## PROBLEM REQUIREMENTS
Repeat each entry in full, exactly.

## DATASET RECORDS
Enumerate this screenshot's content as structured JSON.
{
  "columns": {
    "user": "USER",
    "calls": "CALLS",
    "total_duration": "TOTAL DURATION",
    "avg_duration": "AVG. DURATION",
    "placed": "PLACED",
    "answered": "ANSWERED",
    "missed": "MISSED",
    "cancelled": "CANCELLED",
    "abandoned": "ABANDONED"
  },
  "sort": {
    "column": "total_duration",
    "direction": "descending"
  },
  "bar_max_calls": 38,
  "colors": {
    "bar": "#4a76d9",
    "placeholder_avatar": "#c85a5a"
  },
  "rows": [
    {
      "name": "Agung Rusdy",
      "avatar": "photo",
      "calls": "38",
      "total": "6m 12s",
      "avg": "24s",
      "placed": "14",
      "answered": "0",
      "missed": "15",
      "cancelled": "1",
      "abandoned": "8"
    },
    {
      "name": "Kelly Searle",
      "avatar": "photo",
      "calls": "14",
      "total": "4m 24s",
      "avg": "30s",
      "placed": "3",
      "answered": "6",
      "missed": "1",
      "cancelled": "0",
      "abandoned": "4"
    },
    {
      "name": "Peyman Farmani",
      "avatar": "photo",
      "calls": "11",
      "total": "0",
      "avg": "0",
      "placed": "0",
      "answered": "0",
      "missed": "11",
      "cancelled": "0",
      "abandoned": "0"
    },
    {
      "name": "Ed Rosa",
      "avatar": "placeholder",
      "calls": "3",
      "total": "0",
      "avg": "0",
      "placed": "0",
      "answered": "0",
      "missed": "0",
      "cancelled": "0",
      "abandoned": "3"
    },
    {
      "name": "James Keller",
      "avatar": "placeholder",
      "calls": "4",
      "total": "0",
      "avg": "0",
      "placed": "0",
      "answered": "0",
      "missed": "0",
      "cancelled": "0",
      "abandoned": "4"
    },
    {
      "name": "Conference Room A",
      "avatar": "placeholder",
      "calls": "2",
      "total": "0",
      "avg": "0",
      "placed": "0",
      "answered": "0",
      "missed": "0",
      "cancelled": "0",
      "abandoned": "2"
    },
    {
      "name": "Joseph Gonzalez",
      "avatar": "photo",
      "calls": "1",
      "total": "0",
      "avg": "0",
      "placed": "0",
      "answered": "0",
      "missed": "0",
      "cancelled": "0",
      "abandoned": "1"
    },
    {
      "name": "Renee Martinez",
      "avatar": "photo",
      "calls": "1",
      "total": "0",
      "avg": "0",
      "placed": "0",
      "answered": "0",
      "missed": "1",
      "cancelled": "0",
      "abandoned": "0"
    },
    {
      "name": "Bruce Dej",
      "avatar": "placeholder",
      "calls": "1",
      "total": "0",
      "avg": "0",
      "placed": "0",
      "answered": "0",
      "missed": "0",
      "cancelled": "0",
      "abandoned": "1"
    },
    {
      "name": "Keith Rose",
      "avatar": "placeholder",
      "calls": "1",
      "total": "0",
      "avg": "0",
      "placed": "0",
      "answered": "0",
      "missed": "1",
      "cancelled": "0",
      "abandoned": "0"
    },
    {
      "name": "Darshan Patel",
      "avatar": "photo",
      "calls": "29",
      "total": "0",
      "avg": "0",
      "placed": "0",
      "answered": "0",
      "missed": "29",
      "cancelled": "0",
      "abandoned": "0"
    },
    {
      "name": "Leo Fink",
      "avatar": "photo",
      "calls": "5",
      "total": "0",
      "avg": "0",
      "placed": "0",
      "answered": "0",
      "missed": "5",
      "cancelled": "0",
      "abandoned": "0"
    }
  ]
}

## COMPLETE ANSWER
Enumerate this screenshot's content as structured JSON.
{
  "columns": {
    "user": "USER",
    "calls": "CALLS",
    "total_duration": "TOTAL DURATION",
    "avg_duration": "AVG. DURATION",
    "placed": "PLACED",
    "answered": "ANSWERED",
    "missed": "MISSED",
    "cancelled": "CANCELLED",
    "abandoned": "ABANDONED"
  },
  "sort": {
    "column": "total_duration",
    "direction": "descending"
  },
  "bar_max_calls": 38,
  "colors": {
    "bar": "#4a76d9",
    "placeholder_avatar": "#c85a5a"
  },
  "rows": [
    {
      "name": "Agung Rusdy",
      "avatar": "photo",
      "calls": "38",
      "total": "6m 12s",
      "avg": "24s",
      "placed": "14",
      "answered": "0",
      "missed": "15",
      "cancelled": "1",
      "abandoned": "8"
    },
    {
      "name": "Kelly Searle",
      "avatar": "photo",
      "calls": "14",
      "total": "4m 24s",
      "avg": "30s",
      "placed": "3",
      "answered": "6",
      "missed": "1",
      "cancelled": "0",
      "abandoned": "4"
    },
    {
      "name": "Peyman Farmani",
      "avatar": "photo",
      "calls": "11",
      "total": "0",
      "avg": "0",
      "placed": "0",
      "answered": "0",
      "missed": "11",
      "cancelled": "0",
      "abandoned": "0"
    },
    {
      "name": "Ed Rosa",
      "avatar": "placeholder",
      "calls": "3",
      "total": "0",
      "avg": "0",
      "placed": "0",
      "answered": "0",
      "missed": "0",
      "cancelled": "0",
      "abandoned": "3"
    },
    {
      "name": "James Keller",
      "avatar": "placeholder",
      "calls": "4",
      "total": "0",
      "avg": "0",
      "placed": "0",
      "answered": "0",
      "missed": "0",
      "cancelled": "0",
      "abandoned": "4"
    },
    {
      "name": "Conference Room A",
      "avatar": "placeholder",
      "calls": "2",
      "total": "0",
      "avg": "0",
      "placed": "0",
      "answered": "0",
      "missed": "0",
      "cancelled": "0",
      "abandoned": "2"
    },
    {
      "name": "Joseph Gonzalez",
      "avatar": "photo",
      "calls": "1",
      "total": "0",
      "avg": "0",
      "placed": "0",
      "answered": "0",
      "missed": "0",
      "cancelled": "0",
      "abandoned": "1"
    },
    {
      "name": "Renee Martinez",
      "avatar": "photo",
      "calls": "1",
      "total": "0",
      "avg": "0",
      "placed": "0",
      "answered": "0",
      "missed": "1",
      "cancelled": "0",
      "abandoned": "0"
    },
    {
      "name": "Bruce Dej",
      "avatar": "placeholder",
      "calls": "1",
      "total": "0",
      "avg": "0",
      "placed": "0",
      "answered": "0",
      "missed": "0",
      "cancelled": "0",
      "abandoned": "1"
    },
    {
      "name": "Keith Rose",
      "avatar": "placeholder",
      "calls": "1",
      "total": "0",
      "avg": "0",
      "placed": "0",
      "answered": "0",
      "missed": "1",
      "cancelled": "0",
      "abandoned": "0"
    },
    {
      "name": "Darshan Patel",
      "avatar": "photo",
      "calls": "29",
      "total": "0",
      "avg": "0",
      "placed": "0",
      "answered": "0",
      "missed": "29",
      "cancelled": "0",
      "abandoned": "0"
    },
    {
      "name": "Leo Fink",
      "avatar": "photo",
      "calls": "5",
      "total": "0",
      "avg": "0",
      "placed": "0",
      "answered": "0",
      "missed": "5",
      "cancelled": "0",
      "abandoned": "0"
    }
  ]
}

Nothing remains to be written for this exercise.